Data entries
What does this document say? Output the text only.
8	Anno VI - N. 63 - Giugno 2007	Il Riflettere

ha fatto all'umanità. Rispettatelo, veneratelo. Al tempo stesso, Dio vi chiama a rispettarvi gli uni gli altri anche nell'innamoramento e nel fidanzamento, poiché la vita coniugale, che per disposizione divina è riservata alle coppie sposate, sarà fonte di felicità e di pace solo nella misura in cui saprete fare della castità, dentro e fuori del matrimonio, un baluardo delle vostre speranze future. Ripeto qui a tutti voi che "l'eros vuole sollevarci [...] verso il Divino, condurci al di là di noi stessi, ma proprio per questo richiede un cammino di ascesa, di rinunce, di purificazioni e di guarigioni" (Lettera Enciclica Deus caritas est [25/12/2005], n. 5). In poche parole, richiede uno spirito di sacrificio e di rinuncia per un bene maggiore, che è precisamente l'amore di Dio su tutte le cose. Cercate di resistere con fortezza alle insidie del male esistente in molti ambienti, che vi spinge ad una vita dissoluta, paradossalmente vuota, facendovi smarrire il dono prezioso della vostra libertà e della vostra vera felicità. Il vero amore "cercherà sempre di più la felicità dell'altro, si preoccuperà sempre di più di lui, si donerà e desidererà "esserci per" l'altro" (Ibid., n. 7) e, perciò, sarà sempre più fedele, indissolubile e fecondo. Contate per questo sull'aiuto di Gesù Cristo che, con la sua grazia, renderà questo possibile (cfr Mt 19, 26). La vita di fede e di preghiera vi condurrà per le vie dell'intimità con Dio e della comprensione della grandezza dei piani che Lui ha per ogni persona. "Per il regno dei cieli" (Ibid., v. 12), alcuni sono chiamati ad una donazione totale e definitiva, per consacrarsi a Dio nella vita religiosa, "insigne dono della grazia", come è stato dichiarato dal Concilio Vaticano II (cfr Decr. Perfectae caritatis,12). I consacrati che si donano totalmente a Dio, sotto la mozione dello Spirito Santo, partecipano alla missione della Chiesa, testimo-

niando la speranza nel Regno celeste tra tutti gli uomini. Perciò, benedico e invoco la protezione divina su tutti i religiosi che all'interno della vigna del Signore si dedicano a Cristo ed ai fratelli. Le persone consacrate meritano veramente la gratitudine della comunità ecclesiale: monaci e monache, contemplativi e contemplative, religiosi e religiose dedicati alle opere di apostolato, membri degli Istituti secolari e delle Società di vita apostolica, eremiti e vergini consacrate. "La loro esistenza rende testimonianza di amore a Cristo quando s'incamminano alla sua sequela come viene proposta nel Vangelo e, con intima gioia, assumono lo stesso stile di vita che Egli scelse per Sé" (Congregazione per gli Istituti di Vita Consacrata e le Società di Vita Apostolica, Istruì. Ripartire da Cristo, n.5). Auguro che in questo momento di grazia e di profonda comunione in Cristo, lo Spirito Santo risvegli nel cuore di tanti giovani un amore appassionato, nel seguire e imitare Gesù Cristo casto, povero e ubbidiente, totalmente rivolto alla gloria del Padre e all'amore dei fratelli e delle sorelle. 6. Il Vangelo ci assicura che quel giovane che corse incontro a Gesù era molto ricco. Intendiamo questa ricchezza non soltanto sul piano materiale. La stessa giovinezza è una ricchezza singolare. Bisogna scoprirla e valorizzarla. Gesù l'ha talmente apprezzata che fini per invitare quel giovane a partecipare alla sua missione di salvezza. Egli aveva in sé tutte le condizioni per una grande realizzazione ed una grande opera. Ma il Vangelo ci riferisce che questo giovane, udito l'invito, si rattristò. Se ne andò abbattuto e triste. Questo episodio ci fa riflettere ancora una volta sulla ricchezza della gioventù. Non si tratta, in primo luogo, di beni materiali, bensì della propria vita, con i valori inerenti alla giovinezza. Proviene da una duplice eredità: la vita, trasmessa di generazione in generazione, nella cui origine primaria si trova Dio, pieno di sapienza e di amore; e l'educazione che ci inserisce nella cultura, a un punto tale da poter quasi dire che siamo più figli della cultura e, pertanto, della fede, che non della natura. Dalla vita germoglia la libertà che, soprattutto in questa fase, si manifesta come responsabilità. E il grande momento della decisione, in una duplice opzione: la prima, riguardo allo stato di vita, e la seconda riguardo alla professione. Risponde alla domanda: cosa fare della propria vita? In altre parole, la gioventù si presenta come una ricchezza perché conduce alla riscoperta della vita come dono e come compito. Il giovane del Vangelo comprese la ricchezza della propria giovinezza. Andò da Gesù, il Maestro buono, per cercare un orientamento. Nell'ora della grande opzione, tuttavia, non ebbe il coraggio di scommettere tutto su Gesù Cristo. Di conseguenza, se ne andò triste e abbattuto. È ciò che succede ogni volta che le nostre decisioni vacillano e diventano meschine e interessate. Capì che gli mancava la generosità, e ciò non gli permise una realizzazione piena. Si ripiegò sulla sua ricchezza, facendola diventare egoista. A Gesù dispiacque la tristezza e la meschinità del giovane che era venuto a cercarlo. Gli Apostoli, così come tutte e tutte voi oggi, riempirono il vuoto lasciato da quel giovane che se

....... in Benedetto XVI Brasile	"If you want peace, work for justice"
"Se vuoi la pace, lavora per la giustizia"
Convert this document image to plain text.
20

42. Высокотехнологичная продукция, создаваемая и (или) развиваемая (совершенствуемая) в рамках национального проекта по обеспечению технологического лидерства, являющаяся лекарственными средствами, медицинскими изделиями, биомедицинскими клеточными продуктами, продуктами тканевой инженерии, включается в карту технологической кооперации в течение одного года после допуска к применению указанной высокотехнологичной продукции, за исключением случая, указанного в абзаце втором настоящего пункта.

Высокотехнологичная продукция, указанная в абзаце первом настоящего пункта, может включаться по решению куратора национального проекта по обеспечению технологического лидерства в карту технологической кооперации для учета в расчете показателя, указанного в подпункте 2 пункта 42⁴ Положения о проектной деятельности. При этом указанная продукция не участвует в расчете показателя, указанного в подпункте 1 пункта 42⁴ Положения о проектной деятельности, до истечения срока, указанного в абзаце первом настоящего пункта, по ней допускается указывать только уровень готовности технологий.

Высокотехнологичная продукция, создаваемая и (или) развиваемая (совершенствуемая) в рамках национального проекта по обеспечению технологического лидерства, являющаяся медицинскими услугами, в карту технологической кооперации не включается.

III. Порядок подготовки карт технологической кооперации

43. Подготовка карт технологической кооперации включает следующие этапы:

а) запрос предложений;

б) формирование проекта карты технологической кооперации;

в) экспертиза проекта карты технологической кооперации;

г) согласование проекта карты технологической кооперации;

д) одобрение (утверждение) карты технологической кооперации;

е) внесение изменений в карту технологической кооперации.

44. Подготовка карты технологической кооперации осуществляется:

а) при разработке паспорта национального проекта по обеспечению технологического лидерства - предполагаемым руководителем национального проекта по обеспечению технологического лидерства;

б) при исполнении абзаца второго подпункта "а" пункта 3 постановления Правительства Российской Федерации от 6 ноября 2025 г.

**WHAT TO PRODUCE**: Extract each line holding the string "карты".

**OUTPUT FOR THIS EXERCISE**:
б) формирование проекта карты технологической кооперации;
в) экспертиза проекта карты технологической кооперации;
г) согласование проекта карты технологической кооперации;
д) одобрение (утверждение) карты технологической кооперации;
44. Подготовка карты технологической кооперации осуществляется:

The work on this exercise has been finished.